Check each line of the records below and collect those that include the word "JSON".

[Some records]
··········
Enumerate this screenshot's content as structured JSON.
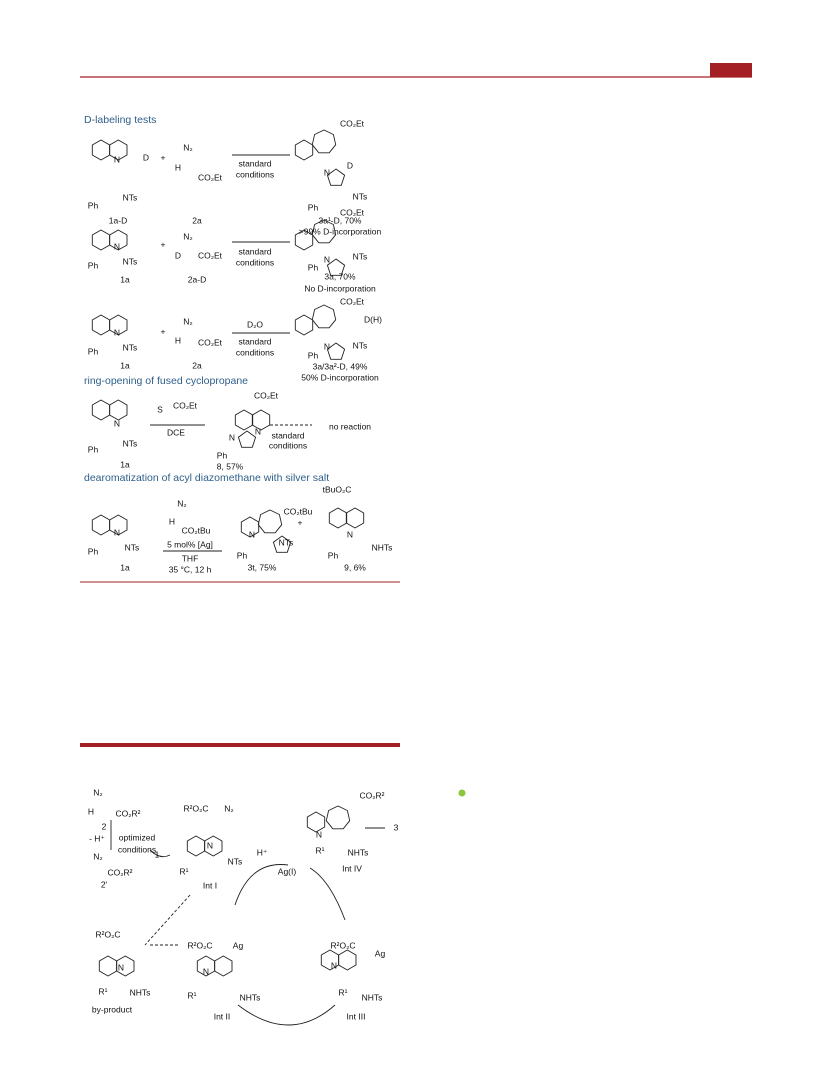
{
  "top": {
    "headings": [
      "D-labeling tests",
      "ring-opening of fused cyclopropane",
      "dearomatization of acyl diazomethane with silver salt"
    ],
    "rows": [
      [
        "N",
        "D",
        "NTs",
        "Ph",
        "1a-D",
        "+",
        "N₂",
        "H",
        "CO₂Et",
        "2a",
        "standard",
        "conditions",
        "CO₂Et",
        "N",
        "D",
        "NTs",
        "Ph",
        "3a¹-D, 70%",
        ">99% D-incorporation"
      ],
      [
        "N",
        "NTs",
        "Ph",
        "1a",
        "+",
        "N₂",
        "D",
        "CO₂Et",
        "2a-D",
        "standard",
        "conditions",
        "CO₂Et",
        "N",
        "NTs",
        "Ph",
        "3a, 70%",
        "No D-incorporation"
      ],
      [
        "N",
        "NTs",
        "Ph",
        "1a",
        "+",
        "N₂",
        "H",
        "CO₂Et",
        "2a",
        "D₂O",
        "standard",
        "conditions",
        "CO₂Et",
        "D(H)",
        "N",
        "NTs",
        "Ph",
        "3a/3a²-D, 49%",
        "50% D-incorporation"
      ],
      [
        "S",
        "CO₂Et",
        "DCE",
        "N",
        "NTs",
        "Ph",
        "1a",
        "CO₂Et",
        "N",
        "N",
        "Ph",
        "8, 57%",
        "standard",
        "conditions",
        "no reaction"
      ],
      [
        "N",
        "NTs",
        "Ph",
        "1a",
        "N₂",
        "H",
        "CO₂tBu",
        "5 mol% [Ag]",
        "THF",
        "35 °C, 12 h",
        "CO₂tBu",
        "N",
        "NTs",
        "Ph",
        "3t, 75%",
        "+",
        "tBuO₂C",
        "N",
        "NHTs",
        "Ph",
        "9, 6%"
      ]
    ]
  },
  "bottom": {
    "labels": [
      "N₂",
      "H",
      "CO₂R²",
      "2",
      "- H⁺",
      "optimized",
      "conditions",
      "N₂",
      "CO₂R²",
      "2'",
      "1",
      "R²O₂C",
      "N₂",
      "N",
      "NTs",
      "R¹",
      "Int I",
      "H⁺",
      "Ag(I)",
      "CO₂R²",
      "N",
      "R¹",
      "NHTs",
      "Int IV",
      "3",
      "R²O₂C",
      "N",
      "R¹",
      "NHTs",
      "by-product",
      "R²O₂C",
      "Ag",
      "N",
      "R¹",
      "NHTs",
      "Int II",
      "R²O₂C",
      "Ag",
      "N",
      "R¹",
      "NHTs",
      "Int III"
    ]
  }
}
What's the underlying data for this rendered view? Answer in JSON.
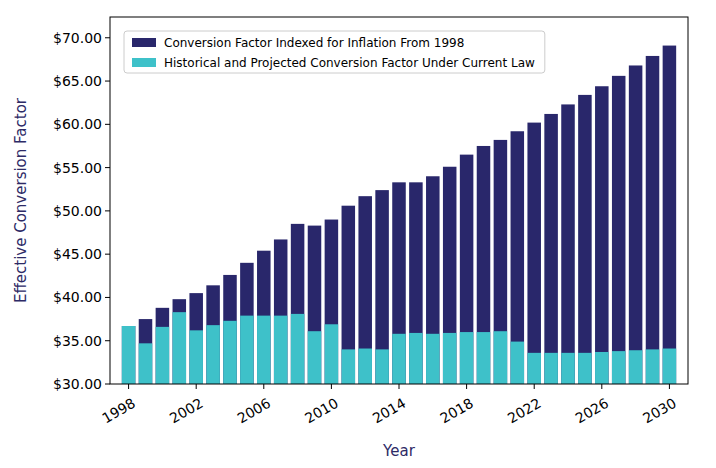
··········
Task result =>
Enumerate this screenshot's content as structured JSON.
What's the underlying data for this rendered view? Answer in JSON.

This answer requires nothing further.